Copy each line in the data that includes the word "families".

(Extracted data entries)
** START **

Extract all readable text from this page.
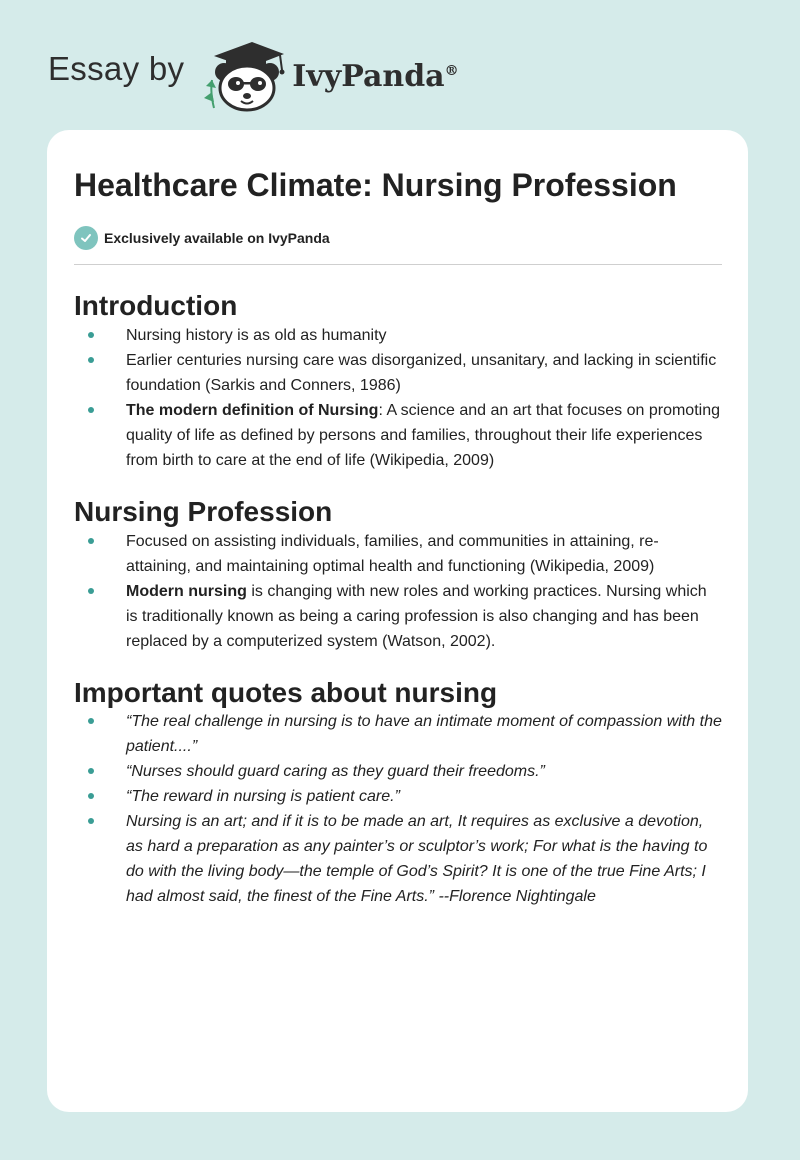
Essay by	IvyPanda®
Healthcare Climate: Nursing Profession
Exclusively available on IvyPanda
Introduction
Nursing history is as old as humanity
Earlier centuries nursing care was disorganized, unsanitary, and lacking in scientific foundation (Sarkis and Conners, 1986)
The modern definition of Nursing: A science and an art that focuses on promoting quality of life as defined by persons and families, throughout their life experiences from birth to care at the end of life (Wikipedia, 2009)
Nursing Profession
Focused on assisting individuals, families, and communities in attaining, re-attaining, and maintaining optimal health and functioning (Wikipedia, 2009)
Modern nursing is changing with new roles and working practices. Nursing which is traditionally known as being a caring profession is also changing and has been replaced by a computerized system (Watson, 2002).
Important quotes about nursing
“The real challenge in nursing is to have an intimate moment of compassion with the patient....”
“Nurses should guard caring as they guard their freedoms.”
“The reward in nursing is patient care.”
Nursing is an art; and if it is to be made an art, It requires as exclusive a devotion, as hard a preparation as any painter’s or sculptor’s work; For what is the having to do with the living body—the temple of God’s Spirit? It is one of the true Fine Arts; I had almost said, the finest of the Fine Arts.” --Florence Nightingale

** END **

Answer to the problem:
The modern definition of Nursing: A science and an art that focuses on promoting quality of life as defined by persons and families, throughout their life experiences from birth to care at the end of life (Wikipedia, 2009)
Focused on assisting individuals, families, and communities in attaining, re-attaining, and maintaining optimal health and functioning (Wikipedia, 2009)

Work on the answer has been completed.